(Exercise requirements): Among the lines below, count those containing the word "made". Give the number only.
─── Entries supplied
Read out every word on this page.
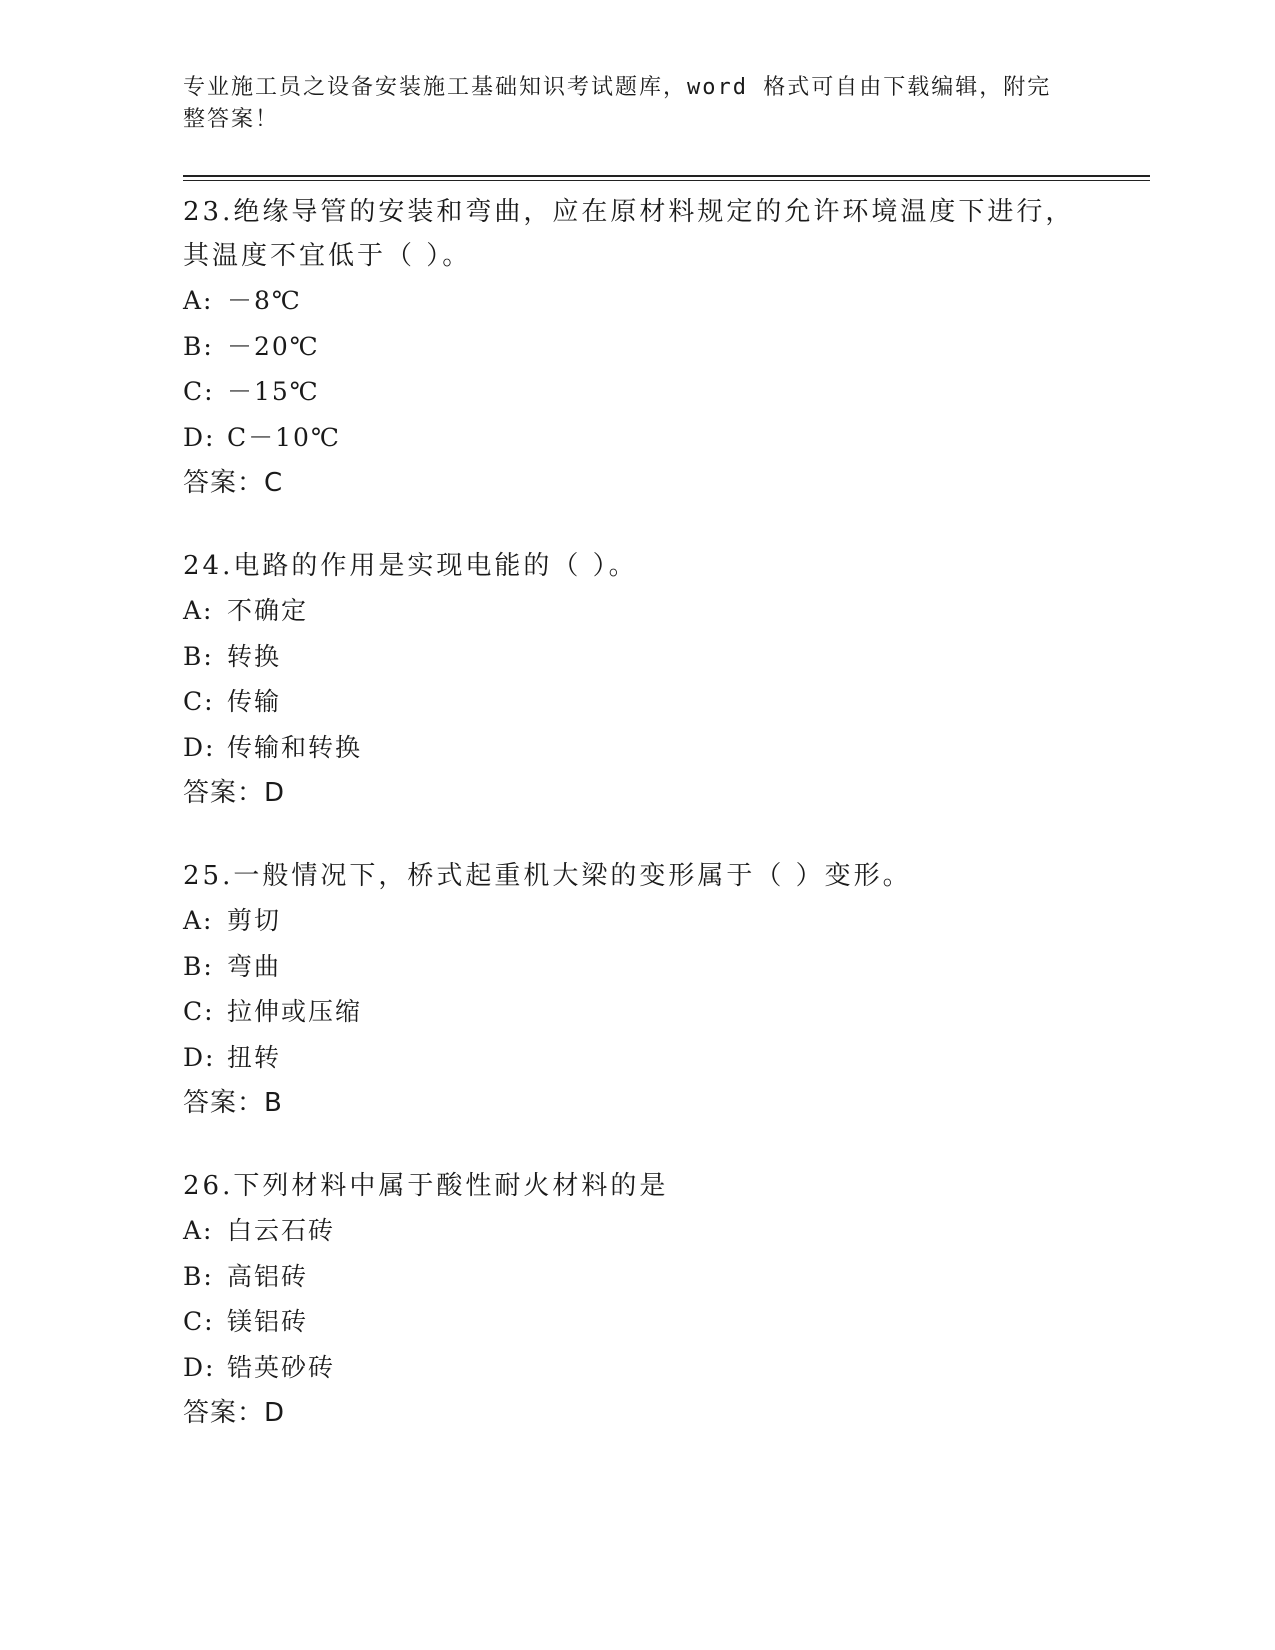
专业施工员之设备安装施工基础知识考试题库，word 格式可自由下载编辑，附完
整答案！

23.绝缘导管的安装和弯曲，应在原材料规定的允许环境温度下进行，

其温度不宜低于（ ）。

A: －8℃

B: －20℃

C: －15℃

D: C－10℃

答案：C

24.电路的作用是实现电能的（ ）。

A: 不确定

B: 转换

C: 传输

D: 传输和转换

答案：D

25.一般情况下，桥式起重机大梁的变形属于（ ）变形。

A: 剪切

B: 弯曲

C: 拉伸或压缩

D: 扭转

答案：B

26.下列材料中属于酸性耐火材料的是

A: 白云石砖

B: 高铝砖

C: 镁铝砖

D: 锆英砂砖

答案：D
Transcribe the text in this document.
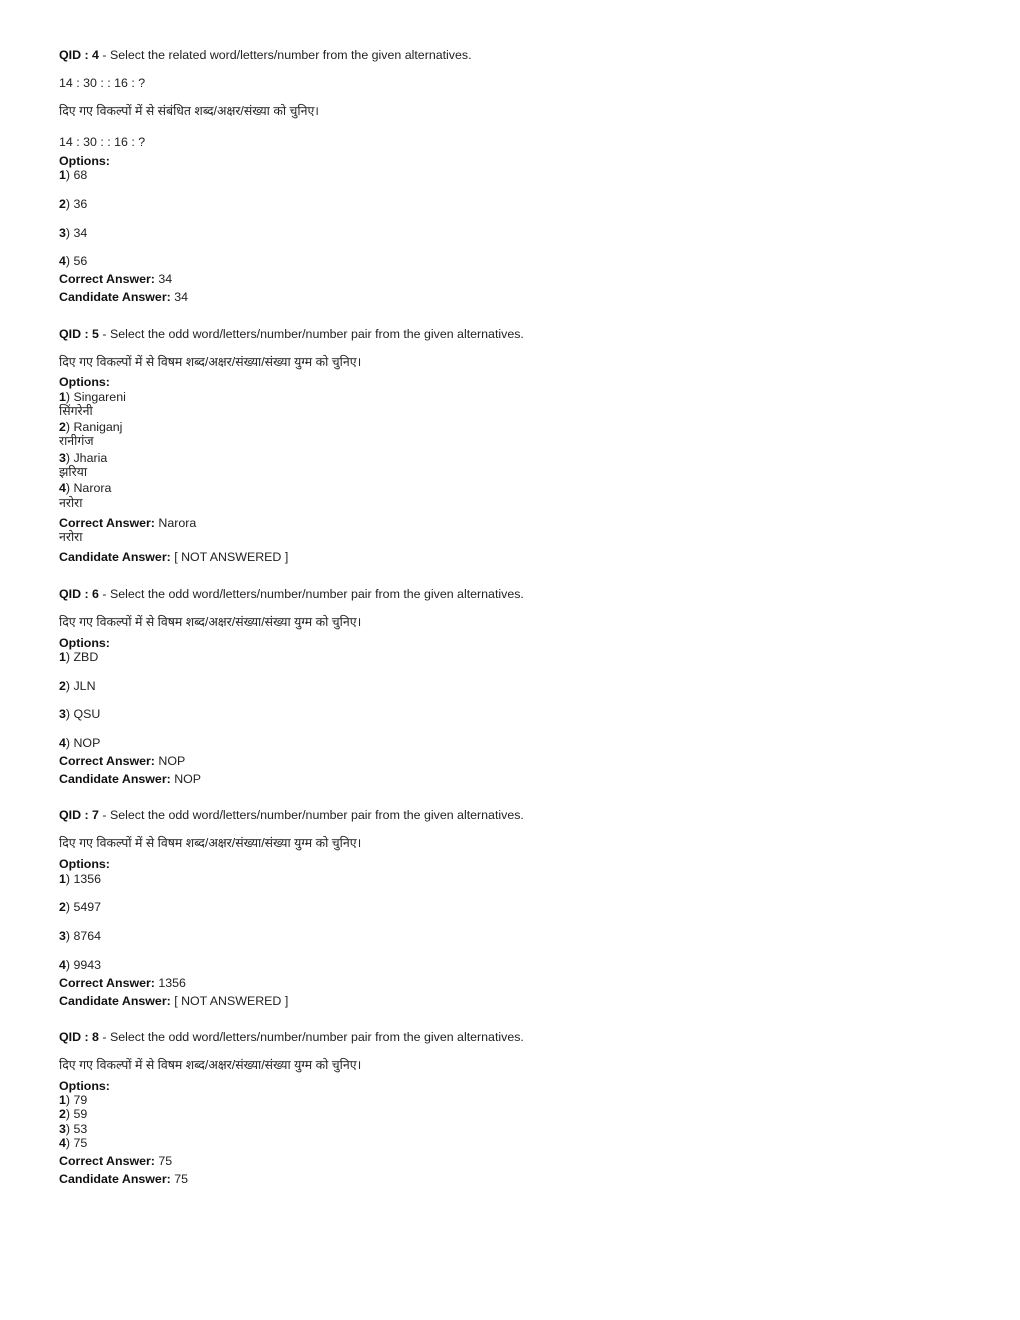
QID : 4 - Select the related word/letters/number from the given alternatives.
14 : 30 : : 16 : ?
दिए गए विकल्पों में से संबंधित शब्द/अक्षर/संख्या को चुनिए।
14 : 30 : : 16 : ?
Options:
1) 68
2) 36
3) 34
4) 56
Correct Answer: 34
Candidate Answer: 34
QID : 5 - Select the odd word/letters/number/number pair from the given alternatives.
दिए गए विकल्पों में से विषम शब्द/अक्षर/संख्या/संख्या युग्म को चुनिए।
Options:
1) Singareni
सिंगरेनी
2) Raniganj
रानीगंज
3) Jharia
झरिया
4) Narora
नरोरा
Correct Answer: Narora
नरोरा
Candidate Answer: [ NOT ANSWERED ]
QID : 6 - Select the odd word/letters/number/number pair from the given alternatives.
दिए गए विकल्पों में से विषम शब्द/अक्षर/संख्या/संख्या युग्म को चुनिए।
Options:
1) ZBD
2) JLN
3) QSU
4) NOP
Correct Answer: NOP
Candidate Answer: NOP
QID : 7 - Select the odd word/letters/number/number pair from the given alternatives.
दिए गए विकल्पों में से विषम शब्द/अक्षर/संख्या/संख्या युग्म को चुनिए।
Options:
1) 1356
2) 5497
3) 8764
4) 9943
Correct Answer: 1356
Candidate Answer: [ NOT ANSWERED ]
QID : 8 - Select the odd word/letters/number/number pair from the given alternatives.
दिए गए विकल्पों में से विषम शब्द/अक्षर/संख्या/संख्या युग्म को चुनिए।
Options:
1) 79
2) 59
3) 53
4) 75
Correct Answer: 75
Candidate Answer: 75
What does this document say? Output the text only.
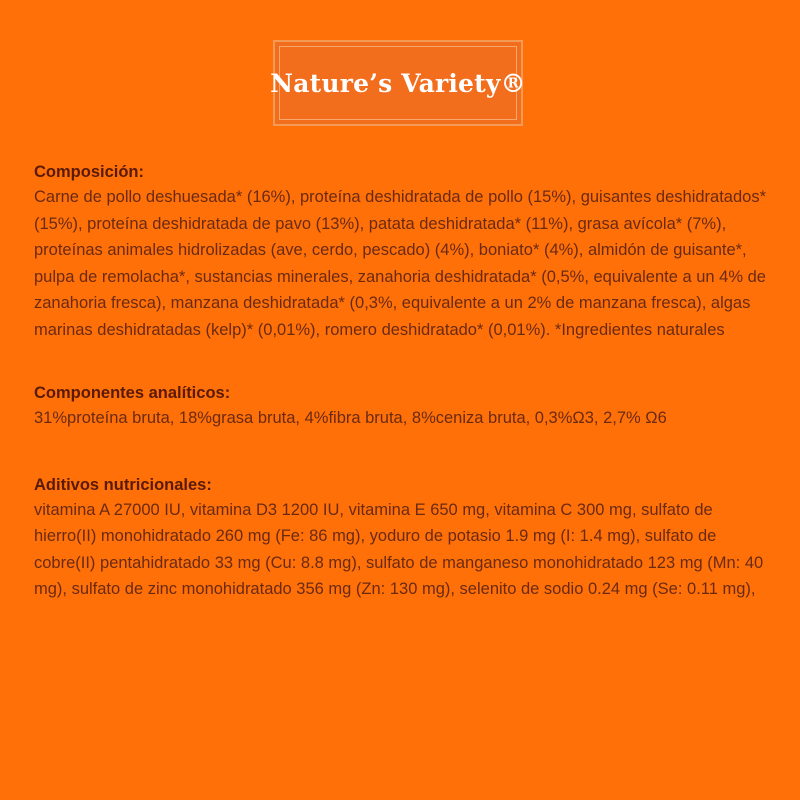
Nature’s Variety®

Composición:

Carne de pollo deshuesada* (16%), proteína deshidratada de pollo (15%), guisantes deshidratados* (15%), proteína deshidratada de pavo (13%), patata deshidratada* (11%), grasa avícola* (7%), proteínas animales hidrolizadas (ave, cerdo, pescado) (4%), boniato* (4%), almidón de guisante*, pulpa de remolacha*, sustancias minerales, zanahoria deshidratada* (0,5%, equivalente a un 4% de zanahoria fresca), manzana deshidratada* (0,3%, equivalente a un 2% de manzana fresca), algas marinas deshidratadas (kelp)* (0,01%), romero deshidratado* (0,01%). *Ingredientes naturales

Componentes analíticos:

31%proteína bruta, 18%grasa bruta, 4%fibra bruta, 8%ceniza bruta, 0,3%Ω3, 2,7% Ω6

Aditivos nutricionales:

vitamina A 27000 IU, vitamina D3 1200 IU, vitamina E 650 mg, vitamina C 300 mg, sulfato de hierro(II) monohidratado 260 mg (Fe: 86 mg), yoduro de potasio 1.9 mg (I: 1.4 mg), sulfato de cobre(II) pentahidratado 33 mg (Cu: 8.8 mg), sulfato de manganeso monohidratado 123 mg (Mn: 40 mg), sulfato de zinc monohidratado 356 mg (Zn: 130 mg), selenito de sodio 0.24 mg (Se: 0.11 mg),
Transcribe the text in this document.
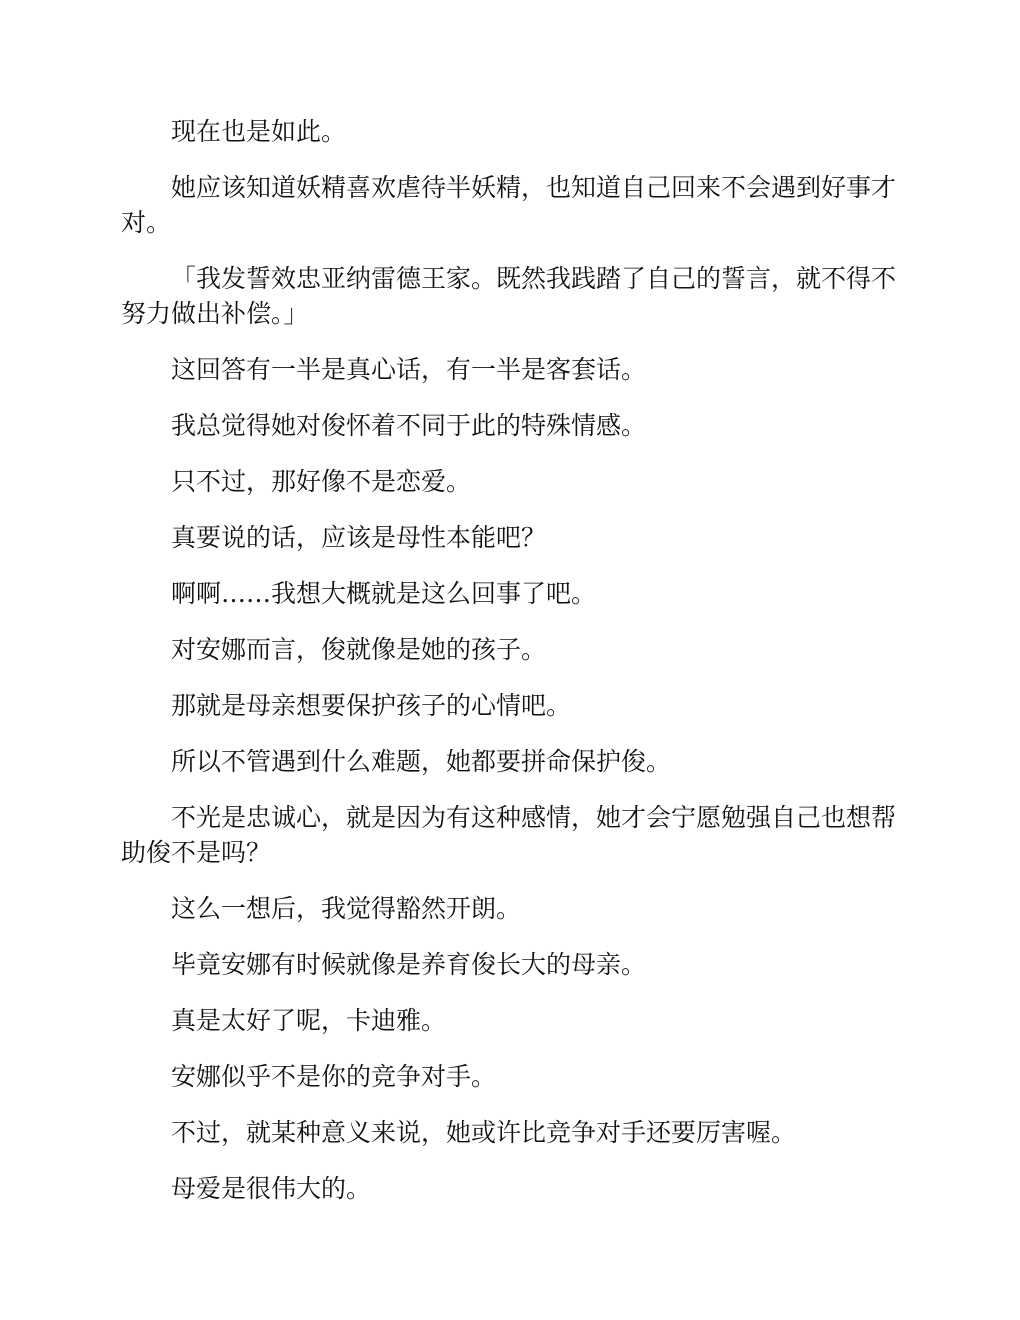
现在也是如此。

她应该知道妖精喜欢虐待半妖精，也知道自己回来不会遇到好事才对。

「我发誓效忠亚纳雷德王家。既然我践踏了自己的誓言，就不得不努力做出补偿。」

这回答有一半是真心话，有一半是客套话。

我总觉得她对俊怀着不同于此的特殊情感。

只不过，那好像不是恋爱。

真要说的话，应该是母性本能吧？

啊啊……我想大概就是这么回事了吧。

对安娜而言，俊就像是她的孩子。

那就是母亲想要保护孩子的心情吧。

所以不管遇到什么难题，她都要拼命保护俊。

不光是忠诚心，就是因为有这种感情，她才会宁愿勉强自己也想帮助俊不是吗？

这么一想后，我觉得豁然开朗。

毕竟安娜有时候就像是养育俊长大的母亲。

真是太好了呢，卡迪雅。

安娜似乎不是你的竞争对手。

不过，就某种意义来说，她或许比竞争对手还要厉害喔。

母爱是很伟大的。
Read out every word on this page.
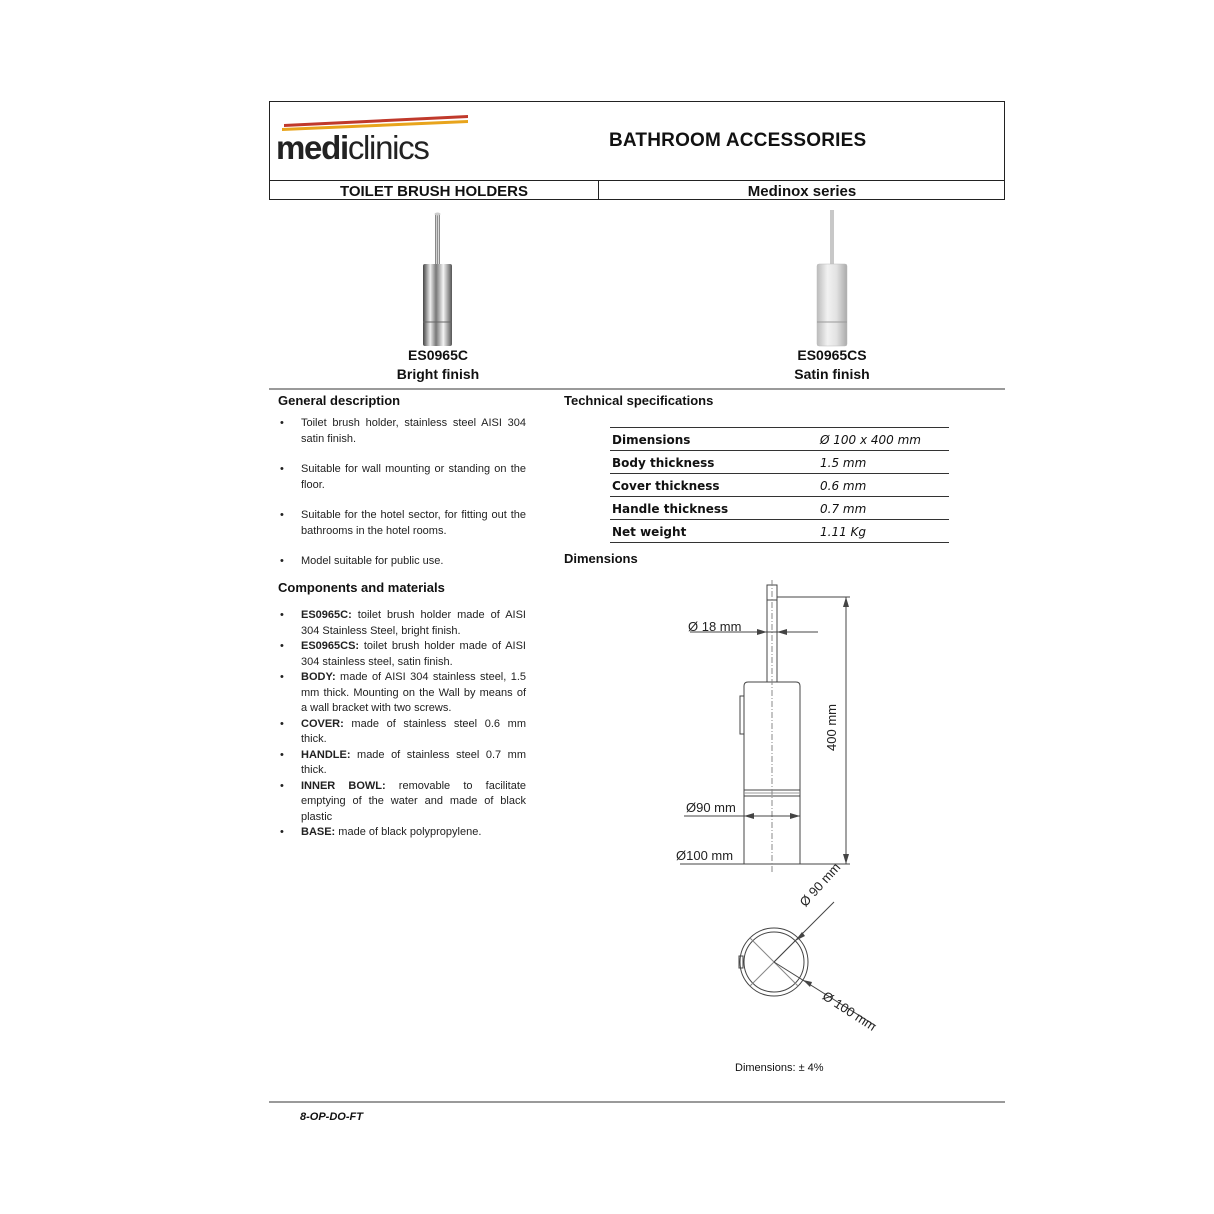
mediclinics	BATHROOM ACCESSORIES
TOILET BRUSH HOLDERS	Medinox series
ES0965C
Bright finish
ES0965CS
Satin finish
General description
• Toilet brush holder, stainless steel AISI 304 satin finish.
• Suitable for wall mounting or standing on the floor.
• Suitable for the hotel sector, for fitting out the bathrooms in the hotel rooms.
• Model suitable for public use.
Components and materials
• ES0965C: toilet brush holder made of AISI 304 Stainless Steel, bright finish.
• ES0965CS: toilet brush holder made of AISI 304 stainless steel, satin finish.
• BODY: made of AISI 304 stainless steel, 1.5 mm thick. Mounting on the Wall by means of a wall bracket with two screws.
• COVER: made of stainless steel 0.6 mm thick.
• HANDLE: made of stainless steel 0.7 mm thick.
• INNER BOWL: removable to facilitate emptying of the water and made of black plastic
• BASE: made of black polypropylene.
Technical specifications
Dimensions	Ø 100 x 400 mm
Body thickness	1.5 mm
Cover thickness	0.6 mm
Handle thickness	0.7 mm
Net weight	1.11 Kg
Dimensions
Ø 18 mm
Ø90 mm
Ø100 mm
400 mm
Ø 90 mm
Ø 100 mm
Dimensions: ± 4%
8-OP-DO-FT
──────
(The response): 7